> **WHAT THE TASK REQUIRES**: Work out how many lines of the listing hold the string "Arnaud". Answer with that number alone.

===== AVAILABLE DATA

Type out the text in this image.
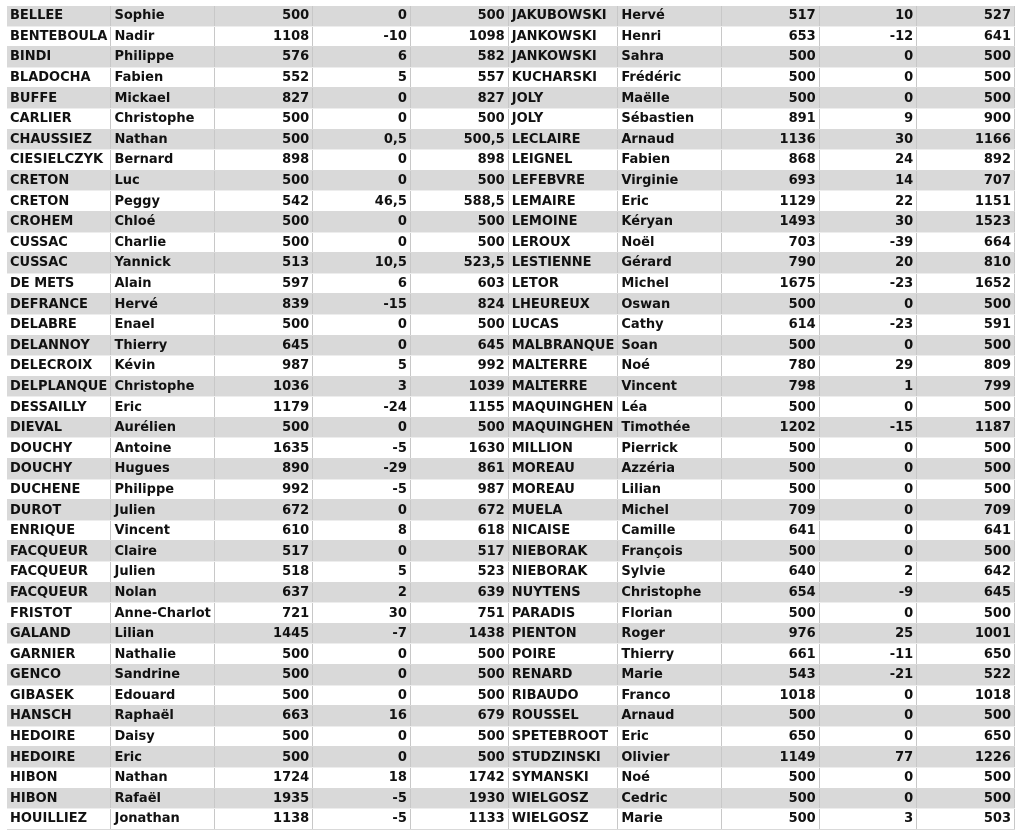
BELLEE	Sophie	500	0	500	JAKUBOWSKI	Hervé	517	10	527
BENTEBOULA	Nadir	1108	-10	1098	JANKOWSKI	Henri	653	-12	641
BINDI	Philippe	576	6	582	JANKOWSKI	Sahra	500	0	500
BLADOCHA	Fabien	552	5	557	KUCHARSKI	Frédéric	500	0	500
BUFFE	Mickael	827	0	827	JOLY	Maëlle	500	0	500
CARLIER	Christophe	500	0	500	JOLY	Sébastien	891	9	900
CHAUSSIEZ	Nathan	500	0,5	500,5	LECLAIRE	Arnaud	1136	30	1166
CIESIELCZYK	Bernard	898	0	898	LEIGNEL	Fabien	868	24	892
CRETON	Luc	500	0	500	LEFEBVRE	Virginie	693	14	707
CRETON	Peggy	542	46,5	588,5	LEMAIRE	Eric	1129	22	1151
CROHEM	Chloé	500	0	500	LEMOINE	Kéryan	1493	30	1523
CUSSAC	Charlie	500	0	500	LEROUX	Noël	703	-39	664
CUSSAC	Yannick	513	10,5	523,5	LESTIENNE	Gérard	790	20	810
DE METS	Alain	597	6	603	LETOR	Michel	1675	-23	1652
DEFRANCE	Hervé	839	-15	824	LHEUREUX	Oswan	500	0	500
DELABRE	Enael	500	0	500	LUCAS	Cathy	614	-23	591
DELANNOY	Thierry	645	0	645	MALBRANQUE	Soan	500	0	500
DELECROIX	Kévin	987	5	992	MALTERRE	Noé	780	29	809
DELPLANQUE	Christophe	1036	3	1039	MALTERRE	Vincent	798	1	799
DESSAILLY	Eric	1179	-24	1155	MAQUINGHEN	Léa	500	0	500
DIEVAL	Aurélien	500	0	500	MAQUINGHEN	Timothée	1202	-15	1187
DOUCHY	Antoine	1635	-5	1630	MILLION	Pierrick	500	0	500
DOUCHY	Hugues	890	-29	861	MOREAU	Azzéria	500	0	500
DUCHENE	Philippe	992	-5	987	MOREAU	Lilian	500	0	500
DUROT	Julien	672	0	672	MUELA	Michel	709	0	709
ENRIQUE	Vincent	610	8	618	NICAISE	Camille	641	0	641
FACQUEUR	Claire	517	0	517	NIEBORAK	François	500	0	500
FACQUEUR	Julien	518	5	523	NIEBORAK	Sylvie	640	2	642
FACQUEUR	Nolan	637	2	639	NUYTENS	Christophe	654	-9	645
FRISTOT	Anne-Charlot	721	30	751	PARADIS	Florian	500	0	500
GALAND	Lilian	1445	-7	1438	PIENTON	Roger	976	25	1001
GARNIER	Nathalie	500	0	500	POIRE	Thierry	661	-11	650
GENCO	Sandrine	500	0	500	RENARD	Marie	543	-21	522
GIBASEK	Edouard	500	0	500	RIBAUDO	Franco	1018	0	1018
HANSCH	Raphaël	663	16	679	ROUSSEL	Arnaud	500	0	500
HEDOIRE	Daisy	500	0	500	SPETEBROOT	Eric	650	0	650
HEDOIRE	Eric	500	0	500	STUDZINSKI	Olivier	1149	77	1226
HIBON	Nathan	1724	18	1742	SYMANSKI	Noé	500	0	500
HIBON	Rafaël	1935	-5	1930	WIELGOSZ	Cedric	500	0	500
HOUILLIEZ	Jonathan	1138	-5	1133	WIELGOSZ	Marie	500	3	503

==========

> **RESULT BELOW**: 2